> A block of data:
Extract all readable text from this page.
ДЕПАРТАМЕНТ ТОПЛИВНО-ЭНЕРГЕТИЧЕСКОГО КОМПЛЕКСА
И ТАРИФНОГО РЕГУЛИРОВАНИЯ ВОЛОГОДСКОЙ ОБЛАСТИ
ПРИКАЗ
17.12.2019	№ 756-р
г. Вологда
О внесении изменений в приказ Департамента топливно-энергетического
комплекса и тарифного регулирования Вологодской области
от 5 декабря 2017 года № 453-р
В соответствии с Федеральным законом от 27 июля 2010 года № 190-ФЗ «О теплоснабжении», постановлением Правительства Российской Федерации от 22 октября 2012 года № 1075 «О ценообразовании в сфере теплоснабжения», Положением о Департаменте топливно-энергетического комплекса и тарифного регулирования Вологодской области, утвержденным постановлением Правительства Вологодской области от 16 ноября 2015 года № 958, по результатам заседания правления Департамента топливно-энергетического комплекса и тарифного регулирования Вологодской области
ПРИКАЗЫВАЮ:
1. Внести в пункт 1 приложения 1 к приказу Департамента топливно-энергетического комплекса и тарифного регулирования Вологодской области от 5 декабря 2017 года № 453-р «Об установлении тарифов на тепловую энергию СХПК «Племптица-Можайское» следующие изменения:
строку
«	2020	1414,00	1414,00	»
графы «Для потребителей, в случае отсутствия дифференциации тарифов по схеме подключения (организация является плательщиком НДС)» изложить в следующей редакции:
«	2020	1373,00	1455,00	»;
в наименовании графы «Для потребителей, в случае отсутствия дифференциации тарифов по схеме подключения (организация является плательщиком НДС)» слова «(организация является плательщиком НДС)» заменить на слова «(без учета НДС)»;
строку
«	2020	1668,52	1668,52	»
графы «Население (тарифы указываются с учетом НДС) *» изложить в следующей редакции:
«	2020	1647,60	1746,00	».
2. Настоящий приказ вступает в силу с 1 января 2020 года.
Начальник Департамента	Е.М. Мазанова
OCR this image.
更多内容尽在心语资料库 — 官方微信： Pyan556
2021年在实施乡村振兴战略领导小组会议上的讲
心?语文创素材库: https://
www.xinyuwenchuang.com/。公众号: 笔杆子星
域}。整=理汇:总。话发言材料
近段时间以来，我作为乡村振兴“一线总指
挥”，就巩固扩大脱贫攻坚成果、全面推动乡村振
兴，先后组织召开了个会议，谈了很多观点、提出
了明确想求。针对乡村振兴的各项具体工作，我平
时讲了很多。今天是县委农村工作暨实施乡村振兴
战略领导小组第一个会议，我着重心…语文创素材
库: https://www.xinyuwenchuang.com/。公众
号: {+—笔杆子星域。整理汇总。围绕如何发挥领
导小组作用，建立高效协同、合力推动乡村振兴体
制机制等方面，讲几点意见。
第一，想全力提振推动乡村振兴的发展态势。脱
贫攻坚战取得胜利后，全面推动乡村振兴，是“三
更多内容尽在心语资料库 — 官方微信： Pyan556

> TASK PROMPT:
Copy every line in the listing above where the string "this" turns up.

> CORRECT OUTPUT:
Extract all readable text from this page.
OCR this image.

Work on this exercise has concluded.